— Gösterilen metin —
* * * * * * *

Bu hafta Muradiye dergisi ve “Ailemiz Özel Sayısı” hakkında bir şeyler yazmak istiyorum. Muraş Öğretim Kurumları ile Muradiye Vakfı’nın Türk kültürüne katkı amacıyla çıkardığı “Muradiye Dergisi” üç ayda bir yayınlanmaktadır. Genel Yayın Yönetmenliğini Pervin Ayşe Yaşa’nın yaptığı dergi 20. sayıya ulaşmaktadır.[1] Üç ayda bir yayımlanan derginin her sayısı birbirinden farklı ve özel konularıyla gündeme gelmektedir. Derginin eski sayılarını okuma fırsatım olmadı. Bu sayısını göz önünde bulundurduğumuzda hacimce büyük, içerik olarak da dolgun yazı ve kalemlerden oluşması hemen dikkat çekmektedir. Derginin görselleri ise daha iyi anlaşılmasına yönelik çok güzel renk katmaktadır.
“Ailemiz Özel Sayısı” beş bölümden oluşmaktadır. İlk bölümde Babalar ve Kızları, ikinci bölümde Babalar ve Oğulları, üçüncü bölümde Anneler ve Kızları, dördüncü bölümde “Anneler ve Oğulları” son bölümde ise çoğunluğu uzman akademisyen ve yazarların aile, okul, öğrenci vs. gibi alanlarda yazmış olduğu makaleler bulunmaktadır.
272 sayfalık dergide fotoğraf, mülakat, şiir, karikatür, yazı ve makaleler arasındaki denge iyi kurulmuş. Bahsedeceğim öngörüm ne kadar doğrudur bilmiyorum. Tecessüsü zayıf olanların dahi derginin görsellerini karıştıracağını tahmin ediyorum. Onlarca yazı ve yazarın tamamından maalesef bahsedemeyeceğim. Ancak birkaçına değinebileceğim.
Ümit Meriç ile fikir işçisi Cemil Meriç hakkında yapılan mülakatta daha çok baba kız arasındaki ilişkiye dikkat çekilmiş. Kızı ilkokul üçüncü sınıftayken Cemil Bey kör olunca Ümit Hanım babasının ölümüne kadar kendisine kitap okur. Bu durumu şöyle anlatır: “Dokuz on yaşlarında başlayan bu okumalar babamın vefatına kadar devam etti. Yüz binlerce sayfa okudum sanırım. Fakat bu fikrî bir idmanın yanında bazı fizikî rahatsızlıklara sebep oldu. Düşünebiliyor musunuz, günde on saat nefes alıp vermeyi burun deliklerinizden yapmıyorsunuz, ağzınızdan yapıyorsunuz. Normal bir nefes alışverişini sadece uykuda yapıyordum, çünkü onun dışında sürekli babama okuyordum. Tabii okurken burun kapanıyor. Sürekli okuduğunuz için ağızdan da sağlıklı bir nefes alıp verme olmayınca ciğere doğru dürüst oksijen gitmiyor. Göğsüm tahta gibi olurdu ve ağrırdı. Ben nefes borumu, içimde parke döşenmiş gibi hissederdim.”(s.14) Tabi söylemeye gerek yoktur, baba Meriç’e yapılan bu okumaların faydasını Ümit Hanım yaşamının ileriki yıllarında görecektir.

* * * * * * *

— Yazılı görevler —
**1.** Gösterilen metne göre “Ailemiz Özel Sayısı” kaç bölümden oluşuyor?
**2.** Gösterilen metinde "272 sayfalık dergide" sözleriyle başlayıp "Ancak birkaçına değinebileceğim." sözlerine kadar süren kısmı hiç değiştirmeden tekrarlayın.
Bu çalışmada listeye bakmanız gerekmiyor.

— Malzeme —
* * * * * * *

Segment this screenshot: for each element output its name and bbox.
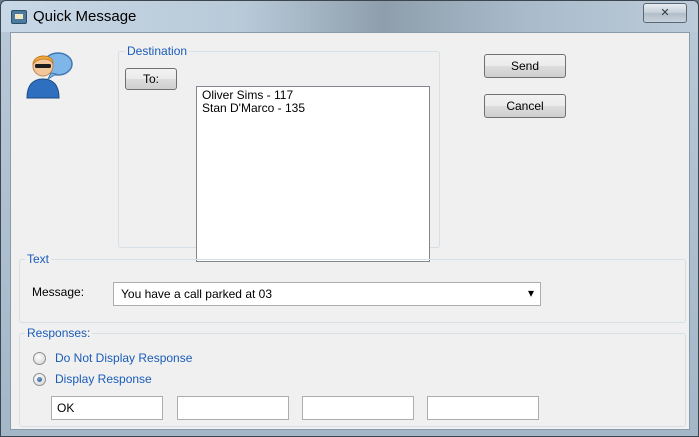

* * * * * * *

— Beklenen yanıtlar —
**1.** “Ailemiz Özel Sayısı” beş bölümden oluşuyor.

**2.**
272 sayfalık dergide fotoğraf, mülakat, şiir, karikatür, yazı ve makaleler arasındaki denge iyi kurulmuş. Bahsedeceğim öngörüm ne kadar doğrudur bilmiyorum. Tecessüsü zayıf olanların dahi derginin görsellerini karıştıracağını tahmin ediyorum. Onlarca yazı ve yazarın tamamından maalesef bahsedemeyeceğim. Ancak birkaçına değinebileceğim.